§ **Problem statement**:
Extract each row below that contains the string "headline", treating uppercase and lowercase as distinct.

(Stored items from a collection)
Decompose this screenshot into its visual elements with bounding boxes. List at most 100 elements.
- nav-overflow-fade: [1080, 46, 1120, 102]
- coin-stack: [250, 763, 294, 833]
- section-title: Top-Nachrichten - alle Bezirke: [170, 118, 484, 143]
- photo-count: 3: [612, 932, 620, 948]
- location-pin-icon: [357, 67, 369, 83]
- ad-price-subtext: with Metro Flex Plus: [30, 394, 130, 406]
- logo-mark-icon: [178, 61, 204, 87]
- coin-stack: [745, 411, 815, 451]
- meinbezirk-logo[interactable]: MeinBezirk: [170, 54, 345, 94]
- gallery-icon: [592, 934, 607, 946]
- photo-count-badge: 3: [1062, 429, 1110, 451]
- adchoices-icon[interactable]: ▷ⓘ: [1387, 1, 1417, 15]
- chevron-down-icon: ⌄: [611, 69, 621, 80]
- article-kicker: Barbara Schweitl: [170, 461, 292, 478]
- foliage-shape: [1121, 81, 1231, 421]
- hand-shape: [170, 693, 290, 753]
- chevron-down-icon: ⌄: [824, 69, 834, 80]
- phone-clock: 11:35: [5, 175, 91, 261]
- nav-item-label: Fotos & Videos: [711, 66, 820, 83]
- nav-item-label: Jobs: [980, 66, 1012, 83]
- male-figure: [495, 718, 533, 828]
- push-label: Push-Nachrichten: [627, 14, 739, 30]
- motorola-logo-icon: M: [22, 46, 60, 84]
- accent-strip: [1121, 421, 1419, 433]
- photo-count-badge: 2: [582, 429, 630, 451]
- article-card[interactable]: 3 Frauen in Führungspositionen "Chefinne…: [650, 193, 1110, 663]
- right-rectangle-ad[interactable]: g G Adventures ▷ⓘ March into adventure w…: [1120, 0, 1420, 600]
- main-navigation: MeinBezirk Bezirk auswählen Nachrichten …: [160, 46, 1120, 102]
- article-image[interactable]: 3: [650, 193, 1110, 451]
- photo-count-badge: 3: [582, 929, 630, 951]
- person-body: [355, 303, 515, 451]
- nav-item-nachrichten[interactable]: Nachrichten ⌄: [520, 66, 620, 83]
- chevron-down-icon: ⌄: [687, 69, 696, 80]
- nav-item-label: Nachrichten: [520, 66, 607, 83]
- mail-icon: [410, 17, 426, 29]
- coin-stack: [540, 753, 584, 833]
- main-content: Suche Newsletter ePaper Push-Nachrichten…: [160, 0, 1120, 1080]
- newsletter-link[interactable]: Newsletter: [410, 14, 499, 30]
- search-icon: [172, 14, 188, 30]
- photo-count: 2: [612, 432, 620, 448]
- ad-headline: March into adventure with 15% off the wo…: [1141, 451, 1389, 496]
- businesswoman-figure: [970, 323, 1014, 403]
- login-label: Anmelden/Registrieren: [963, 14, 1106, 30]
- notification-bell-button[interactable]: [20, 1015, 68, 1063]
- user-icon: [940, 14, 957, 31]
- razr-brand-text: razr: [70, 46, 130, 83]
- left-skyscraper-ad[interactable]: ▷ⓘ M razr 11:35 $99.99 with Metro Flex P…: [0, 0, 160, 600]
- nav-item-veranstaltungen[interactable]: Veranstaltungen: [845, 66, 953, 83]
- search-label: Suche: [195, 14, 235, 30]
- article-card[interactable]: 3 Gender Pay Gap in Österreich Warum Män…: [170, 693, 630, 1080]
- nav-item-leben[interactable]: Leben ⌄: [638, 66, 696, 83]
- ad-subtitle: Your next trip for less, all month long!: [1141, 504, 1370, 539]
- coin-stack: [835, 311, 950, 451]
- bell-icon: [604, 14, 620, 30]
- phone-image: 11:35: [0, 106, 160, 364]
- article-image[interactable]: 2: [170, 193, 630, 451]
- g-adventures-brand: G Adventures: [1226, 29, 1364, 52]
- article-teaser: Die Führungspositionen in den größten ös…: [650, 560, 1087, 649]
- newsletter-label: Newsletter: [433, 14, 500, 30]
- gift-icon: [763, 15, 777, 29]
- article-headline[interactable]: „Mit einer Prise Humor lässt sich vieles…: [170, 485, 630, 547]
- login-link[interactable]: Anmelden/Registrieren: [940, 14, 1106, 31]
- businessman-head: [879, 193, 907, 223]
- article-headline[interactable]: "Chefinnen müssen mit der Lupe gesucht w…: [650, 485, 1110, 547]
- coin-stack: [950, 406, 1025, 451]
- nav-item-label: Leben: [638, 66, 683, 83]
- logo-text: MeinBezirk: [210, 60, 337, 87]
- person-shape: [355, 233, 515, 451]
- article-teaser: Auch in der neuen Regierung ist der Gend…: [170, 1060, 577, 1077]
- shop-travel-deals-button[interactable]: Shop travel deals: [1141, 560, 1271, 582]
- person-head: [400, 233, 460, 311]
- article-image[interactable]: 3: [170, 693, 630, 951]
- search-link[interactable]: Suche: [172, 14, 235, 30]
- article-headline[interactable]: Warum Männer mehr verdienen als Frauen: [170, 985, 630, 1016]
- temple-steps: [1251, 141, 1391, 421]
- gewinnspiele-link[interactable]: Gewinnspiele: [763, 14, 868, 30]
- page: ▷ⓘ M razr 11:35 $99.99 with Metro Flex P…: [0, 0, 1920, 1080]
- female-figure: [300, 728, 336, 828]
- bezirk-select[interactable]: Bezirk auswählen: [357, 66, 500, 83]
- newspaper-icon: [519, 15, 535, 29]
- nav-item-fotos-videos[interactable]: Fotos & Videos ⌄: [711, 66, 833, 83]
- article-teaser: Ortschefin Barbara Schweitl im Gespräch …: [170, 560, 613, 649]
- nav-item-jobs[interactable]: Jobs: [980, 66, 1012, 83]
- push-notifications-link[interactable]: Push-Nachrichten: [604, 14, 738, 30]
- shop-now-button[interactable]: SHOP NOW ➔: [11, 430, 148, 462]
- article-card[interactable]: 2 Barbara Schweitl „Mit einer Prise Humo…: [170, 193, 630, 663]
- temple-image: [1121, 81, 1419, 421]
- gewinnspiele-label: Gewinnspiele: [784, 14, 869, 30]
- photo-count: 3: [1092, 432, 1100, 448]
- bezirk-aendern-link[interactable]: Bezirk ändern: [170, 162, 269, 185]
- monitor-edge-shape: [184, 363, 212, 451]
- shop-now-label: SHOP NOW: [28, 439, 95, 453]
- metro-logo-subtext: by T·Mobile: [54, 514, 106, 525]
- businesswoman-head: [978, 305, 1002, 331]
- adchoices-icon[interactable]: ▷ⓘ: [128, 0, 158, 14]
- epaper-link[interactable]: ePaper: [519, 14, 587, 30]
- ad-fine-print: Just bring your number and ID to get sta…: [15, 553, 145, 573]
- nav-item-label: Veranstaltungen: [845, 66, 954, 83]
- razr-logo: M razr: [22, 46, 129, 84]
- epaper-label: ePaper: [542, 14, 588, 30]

§ **Reply to the task**:
- ad-headline: March into adventure with 15% off the wo…: [1141, 451, 1389, 496]
- article-headline[interactable]: „Mit einer Prise Humor lässt sich vieles…: [170, 485, 630, 547]
- article-headline[interactable]: "Chefinnen müssen mit der Lupe gesucht w…: [650, 485, 1110, 547]
- article-headline[interactable]: Warum Männer mehr verdienen als Frauen: [170, 985, 630, 1016]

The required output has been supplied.